* [TASK STATEMENT]
Repeat the full listing, word for word.
--- Begin RECORDS SUPPLIED ---
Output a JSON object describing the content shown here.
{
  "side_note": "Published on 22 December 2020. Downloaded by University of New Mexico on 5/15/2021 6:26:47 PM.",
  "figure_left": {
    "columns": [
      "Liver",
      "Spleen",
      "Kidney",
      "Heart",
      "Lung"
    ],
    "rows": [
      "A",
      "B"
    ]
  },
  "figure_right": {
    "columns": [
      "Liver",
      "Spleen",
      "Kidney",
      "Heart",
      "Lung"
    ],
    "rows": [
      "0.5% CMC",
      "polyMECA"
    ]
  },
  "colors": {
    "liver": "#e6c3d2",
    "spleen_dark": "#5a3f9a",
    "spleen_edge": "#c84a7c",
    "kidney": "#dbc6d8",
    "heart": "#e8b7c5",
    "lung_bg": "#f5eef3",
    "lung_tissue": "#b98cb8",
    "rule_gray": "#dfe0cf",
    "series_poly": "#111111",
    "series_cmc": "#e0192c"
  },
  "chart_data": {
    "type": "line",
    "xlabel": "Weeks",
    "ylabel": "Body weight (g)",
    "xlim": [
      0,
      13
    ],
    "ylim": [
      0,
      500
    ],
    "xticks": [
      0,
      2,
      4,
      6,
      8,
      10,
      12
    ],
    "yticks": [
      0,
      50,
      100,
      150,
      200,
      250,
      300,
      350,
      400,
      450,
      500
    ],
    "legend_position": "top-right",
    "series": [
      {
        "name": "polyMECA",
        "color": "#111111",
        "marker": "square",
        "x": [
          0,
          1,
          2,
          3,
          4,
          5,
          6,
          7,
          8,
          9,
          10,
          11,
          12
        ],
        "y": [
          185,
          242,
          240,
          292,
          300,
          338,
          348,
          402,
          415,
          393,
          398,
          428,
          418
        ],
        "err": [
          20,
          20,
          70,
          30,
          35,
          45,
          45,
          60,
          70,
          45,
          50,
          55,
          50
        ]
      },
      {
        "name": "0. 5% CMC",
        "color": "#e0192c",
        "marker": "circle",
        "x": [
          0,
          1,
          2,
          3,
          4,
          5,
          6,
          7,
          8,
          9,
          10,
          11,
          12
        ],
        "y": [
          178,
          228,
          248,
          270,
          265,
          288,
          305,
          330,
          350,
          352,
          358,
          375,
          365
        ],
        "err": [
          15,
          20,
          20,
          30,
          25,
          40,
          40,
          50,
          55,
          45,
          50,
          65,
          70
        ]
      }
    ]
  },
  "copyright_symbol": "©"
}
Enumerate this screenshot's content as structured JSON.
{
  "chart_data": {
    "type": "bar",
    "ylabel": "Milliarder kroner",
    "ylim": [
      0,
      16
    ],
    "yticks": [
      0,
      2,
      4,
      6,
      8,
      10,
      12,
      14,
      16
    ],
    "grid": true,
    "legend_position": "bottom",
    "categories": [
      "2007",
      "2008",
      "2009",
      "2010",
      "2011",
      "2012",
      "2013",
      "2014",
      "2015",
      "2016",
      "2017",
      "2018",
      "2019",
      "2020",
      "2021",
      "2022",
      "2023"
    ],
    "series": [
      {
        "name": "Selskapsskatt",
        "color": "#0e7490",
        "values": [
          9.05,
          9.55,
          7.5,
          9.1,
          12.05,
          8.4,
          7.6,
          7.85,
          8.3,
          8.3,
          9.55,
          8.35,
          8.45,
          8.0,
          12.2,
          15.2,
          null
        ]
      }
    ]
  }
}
--- End RECORDS SUPPLIED ---
* [FULL SOLUTION]
Output a JSON object describing the content shown here.
{
  "side_note": "Published on 22 December 2020. Downloaded by University of New Mexico on 5/15/2021 6:26:47 PM.",
  "figure_left": {
    "columns": [
      "Liver",
      "Spleen",
      "Kidney",
      "Heart",
      "Lung"
    ],
    "rows": [
      "A",
      "B"
    ]
  },
  "figure_right": {
    "columns": [
      "Liver",
      "Spleen",
      "Kidney",
      "Heart",
      "Lung"
    ],
    "rows": [
      "0.5% CMC",
      "polyMECA"
    ]
  },
  "colors": {
    "liver": "#e6c3d2",
    "spleen_dark": "#5a3f9a",
    "spleen_edge": "#c84a7c",
    "kidney": "#dbc6d8",
    "heart": "#e8b7c5",
    "lung_bg": "#f5eef3",
    "lung_tissue": "#b98cb8",
    "rule_gray": "#dfe0cf",
    "series_poly": "#111111",
    "series_cmc": "#e0192c"
  },
  "chart_data": {
    "type": "line",
    "xlabel": "Weeks",
    "ylabel": "Body weight (g)",
    "xlim": [
      0,
      13
    ],
    "ylim": [
      0,
      500
    ],
    "xticks": [
      0,
      2,
      4,
      6,
      8,
      10,
      12
    ],
    "yticks": [
      0,
      50,
      100,
      150,
      200,
      250,
      300,
      350,
      400,
      450,
      500
    ],
    "legend_position": "top-right",
    "series": [
      {
        "name": "polyMECA",
        "color": "#111111",
        "marker": "square",
        "x": [
          0,
          1,
          2,
          3,
          4,
          5,
          6,
          7,
          8,
          9,
          10,
          11,
          12
        ],
        "y": [
          185,
          242,
          240,
          292,
          300,
          338,
          348,
          402,
          415,
          393,
          398,
          428,
          418
        ],
        "err": [
          20,
          20,
          70,
          30,
          35,
          45,
          45,
          60,
          70,
          45,
          50,
          55,
          50
        ]
      },
      {
        "name": "0. 5% CMC",
        "color": "#e0192c",
        "marker": "circle",
        "x": [
          0,
          1,
          2,
          3,
          4,
          5,
          6,
          7,
          8,
          9,
          10,
          11,
          12
        ],
        "y": [
          178,
          228,
          248,
          270,
          265,
          288,
          305,
          330,
          350,
          352,
          358,
          375,
          365
        ],
        "err": [
          15,
          20,
          20,
          30,
          25,
          40,
          40,
          50,
          55,
          45,
          50,
          65,
          70
        ]
      }
    ]
  },
  "copyright_symbol": "©"
}
Enumerate this screenshot's content as structured JSON.
{
  "chart_data": {
    "type": "bar",
    "ylabel": "Milliarder kroner",
    "ylim": [
      0,
      16
    ],
    "yticks": [
      0,
      2,
      4,
      6,
      8,
      10,
      12,
      14,
      16
    ],
    "grid": true,
    "legend_position": "bottom",
    "categories": [
      "2007",
      "2008",
      "2009",
      "2010",
      "2011",
      "2012",
      "2013",
      "2014",
      "2015",
      "2016",
      "2017",
      "2018",
      "2019",
      "2020",
      "2021",
      "2022",
      "2023"
    ],
    "series": [
      {
        "name": "Selskapsskatt",
        "color": "#0e7490",
        "values": [
          9.05,
          9.55,
          7.5,
          9.1,
          12.05,
          8.4,
          7.6,
          7.85,
          8.3,
          8.3,
          9.55,
          8.35,
          8.45,
          8.0,
          12.2,
          15.2,
          null
        ]
      }
    ]
  }
}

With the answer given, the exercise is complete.